[Begin Material supplied]
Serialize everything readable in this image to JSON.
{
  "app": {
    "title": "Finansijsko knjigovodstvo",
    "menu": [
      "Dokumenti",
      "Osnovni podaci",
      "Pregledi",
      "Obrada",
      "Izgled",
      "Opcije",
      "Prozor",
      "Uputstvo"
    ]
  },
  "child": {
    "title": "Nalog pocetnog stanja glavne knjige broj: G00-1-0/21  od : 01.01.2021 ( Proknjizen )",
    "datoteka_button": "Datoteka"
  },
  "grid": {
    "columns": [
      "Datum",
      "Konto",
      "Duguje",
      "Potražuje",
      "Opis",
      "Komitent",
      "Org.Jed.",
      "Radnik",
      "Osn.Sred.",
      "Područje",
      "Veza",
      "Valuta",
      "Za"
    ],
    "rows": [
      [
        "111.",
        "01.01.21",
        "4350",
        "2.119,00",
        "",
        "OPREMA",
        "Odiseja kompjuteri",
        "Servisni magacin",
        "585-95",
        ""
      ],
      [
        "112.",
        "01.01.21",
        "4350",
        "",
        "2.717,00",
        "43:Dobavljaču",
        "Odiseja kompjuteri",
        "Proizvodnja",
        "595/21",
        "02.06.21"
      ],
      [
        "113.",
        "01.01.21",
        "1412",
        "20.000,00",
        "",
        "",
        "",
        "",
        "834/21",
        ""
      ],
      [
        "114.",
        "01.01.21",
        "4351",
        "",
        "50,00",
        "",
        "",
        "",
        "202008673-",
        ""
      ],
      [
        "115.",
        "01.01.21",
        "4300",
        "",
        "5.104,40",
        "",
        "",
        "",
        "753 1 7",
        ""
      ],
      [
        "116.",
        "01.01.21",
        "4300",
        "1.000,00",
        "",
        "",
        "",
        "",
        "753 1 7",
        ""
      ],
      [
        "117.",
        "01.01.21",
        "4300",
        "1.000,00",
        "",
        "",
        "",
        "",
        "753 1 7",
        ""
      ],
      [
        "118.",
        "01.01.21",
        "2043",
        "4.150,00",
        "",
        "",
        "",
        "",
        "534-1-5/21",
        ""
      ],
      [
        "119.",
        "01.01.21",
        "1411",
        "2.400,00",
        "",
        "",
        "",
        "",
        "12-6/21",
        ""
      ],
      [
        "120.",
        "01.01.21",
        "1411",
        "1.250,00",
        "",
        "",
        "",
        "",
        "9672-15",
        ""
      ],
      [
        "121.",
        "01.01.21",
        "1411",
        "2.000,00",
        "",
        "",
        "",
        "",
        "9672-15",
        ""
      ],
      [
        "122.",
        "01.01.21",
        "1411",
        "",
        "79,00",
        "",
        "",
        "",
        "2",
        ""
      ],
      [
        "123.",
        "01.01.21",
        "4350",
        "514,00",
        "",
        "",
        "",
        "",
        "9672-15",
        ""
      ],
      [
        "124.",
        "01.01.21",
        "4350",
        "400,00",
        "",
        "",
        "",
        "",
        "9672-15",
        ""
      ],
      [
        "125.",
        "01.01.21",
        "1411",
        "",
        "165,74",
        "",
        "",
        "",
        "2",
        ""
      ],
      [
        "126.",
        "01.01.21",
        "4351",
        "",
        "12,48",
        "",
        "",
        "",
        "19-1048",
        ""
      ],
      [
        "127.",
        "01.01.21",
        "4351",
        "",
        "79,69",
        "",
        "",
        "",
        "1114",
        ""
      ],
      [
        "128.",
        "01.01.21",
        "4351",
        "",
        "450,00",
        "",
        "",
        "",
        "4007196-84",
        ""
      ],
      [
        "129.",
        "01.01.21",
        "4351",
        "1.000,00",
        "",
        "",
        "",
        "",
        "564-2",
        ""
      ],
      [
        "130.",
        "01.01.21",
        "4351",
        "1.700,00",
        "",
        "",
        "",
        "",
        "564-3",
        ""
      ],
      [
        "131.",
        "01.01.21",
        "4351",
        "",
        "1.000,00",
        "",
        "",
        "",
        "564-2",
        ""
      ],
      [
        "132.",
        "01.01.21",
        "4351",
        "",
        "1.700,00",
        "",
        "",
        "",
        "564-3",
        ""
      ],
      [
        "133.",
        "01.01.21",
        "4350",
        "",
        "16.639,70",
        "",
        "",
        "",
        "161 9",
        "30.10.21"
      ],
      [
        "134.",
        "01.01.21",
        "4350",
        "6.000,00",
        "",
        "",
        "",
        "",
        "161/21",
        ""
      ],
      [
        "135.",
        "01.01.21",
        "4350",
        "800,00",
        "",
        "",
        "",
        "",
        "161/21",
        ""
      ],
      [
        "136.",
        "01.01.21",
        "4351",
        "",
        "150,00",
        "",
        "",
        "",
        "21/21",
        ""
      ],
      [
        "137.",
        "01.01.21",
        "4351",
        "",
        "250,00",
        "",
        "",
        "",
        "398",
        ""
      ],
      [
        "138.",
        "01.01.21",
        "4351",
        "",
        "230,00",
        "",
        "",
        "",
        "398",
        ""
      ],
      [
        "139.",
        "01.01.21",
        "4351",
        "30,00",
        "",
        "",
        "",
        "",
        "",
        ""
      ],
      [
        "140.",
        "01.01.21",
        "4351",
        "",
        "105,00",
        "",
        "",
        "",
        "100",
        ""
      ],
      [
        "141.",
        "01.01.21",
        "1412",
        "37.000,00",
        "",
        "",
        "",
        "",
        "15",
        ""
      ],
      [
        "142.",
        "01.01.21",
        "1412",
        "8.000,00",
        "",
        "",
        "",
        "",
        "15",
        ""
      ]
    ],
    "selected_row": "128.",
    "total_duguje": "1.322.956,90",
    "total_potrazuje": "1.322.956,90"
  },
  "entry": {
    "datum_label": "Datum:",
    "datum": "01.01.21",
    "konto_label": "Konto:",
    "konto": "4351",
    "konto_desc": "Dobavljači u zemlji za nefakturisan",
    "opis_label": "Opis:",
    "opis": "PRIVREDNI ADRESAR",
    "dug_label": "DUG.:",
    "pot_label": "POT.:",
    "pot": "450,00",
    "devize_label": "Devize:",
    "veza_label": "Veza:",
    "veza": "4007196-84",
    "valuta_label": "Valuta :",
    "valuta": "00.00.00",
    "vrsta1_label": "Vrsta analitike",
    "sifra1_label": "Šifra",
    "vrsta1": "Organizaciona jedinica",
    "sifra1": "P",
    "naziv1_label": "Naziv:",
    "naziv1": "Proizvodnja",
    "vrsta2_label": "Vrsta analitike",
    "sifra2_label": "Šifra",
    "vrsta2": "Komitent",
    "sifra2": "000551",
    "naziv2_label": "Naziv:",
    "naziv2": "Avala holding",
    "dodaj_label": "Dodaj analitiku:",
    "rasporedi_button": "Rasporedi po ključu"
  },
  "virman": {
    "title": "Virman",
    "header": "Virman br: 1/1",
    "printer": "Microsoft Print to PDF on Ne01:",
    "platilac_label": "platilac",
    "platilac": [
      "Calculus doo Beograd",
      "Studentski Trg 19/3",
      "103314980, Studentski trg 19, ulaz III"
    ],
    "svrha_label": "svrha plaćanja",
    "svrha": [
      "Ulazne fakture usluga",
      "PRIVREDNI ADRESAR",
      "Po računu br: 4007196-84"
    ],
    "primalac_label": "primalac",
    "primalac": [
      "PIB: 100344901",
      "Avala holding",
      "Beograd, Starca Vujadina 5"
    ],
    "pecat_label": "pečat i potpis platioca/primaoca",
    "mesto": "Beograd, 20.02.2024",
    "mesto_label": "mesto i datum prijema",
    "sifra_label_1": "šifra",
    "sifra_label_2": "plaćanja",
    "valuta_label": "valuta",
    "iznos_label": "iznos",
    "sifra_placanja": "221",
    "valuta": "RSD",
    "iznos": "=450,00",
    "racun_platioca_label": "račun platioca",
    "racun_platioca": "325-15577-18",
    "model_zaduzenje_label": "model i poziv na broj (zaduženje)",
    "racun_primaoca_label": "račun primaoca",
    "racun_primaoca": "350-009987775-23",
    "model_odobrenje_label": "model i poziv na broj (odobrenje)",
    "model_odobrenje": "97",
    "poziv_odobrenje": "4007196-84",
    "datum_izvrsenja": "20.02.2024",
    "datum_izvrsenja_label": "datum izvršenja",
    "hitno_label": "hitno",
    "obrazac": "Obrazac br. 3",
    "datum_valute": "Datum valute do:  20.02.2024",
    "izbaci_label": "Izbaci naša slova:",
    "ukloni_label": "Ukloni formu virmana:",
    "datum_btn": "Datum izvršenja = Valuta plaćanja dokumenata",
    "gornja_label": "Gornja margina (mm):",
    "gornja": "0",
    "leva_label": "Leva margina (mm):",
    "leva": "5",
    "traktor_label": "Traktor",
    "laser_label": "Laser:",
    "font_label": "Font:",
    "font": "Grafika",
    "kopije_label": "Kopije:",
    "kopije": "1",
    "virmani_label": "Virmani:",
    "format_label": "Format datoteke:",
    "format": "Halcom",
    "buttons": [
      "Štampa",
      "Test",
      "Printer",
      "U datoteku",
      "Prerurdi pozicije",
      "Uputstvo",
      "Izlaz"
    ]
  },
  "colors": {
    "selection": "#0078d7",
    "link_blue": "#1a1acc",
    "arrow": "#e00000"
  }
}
[End Material supplied]
## Work to be completed
Only the number is wanted: count the lines of the records that hold the word "PRIVREDNI".

## Solution for this problem
2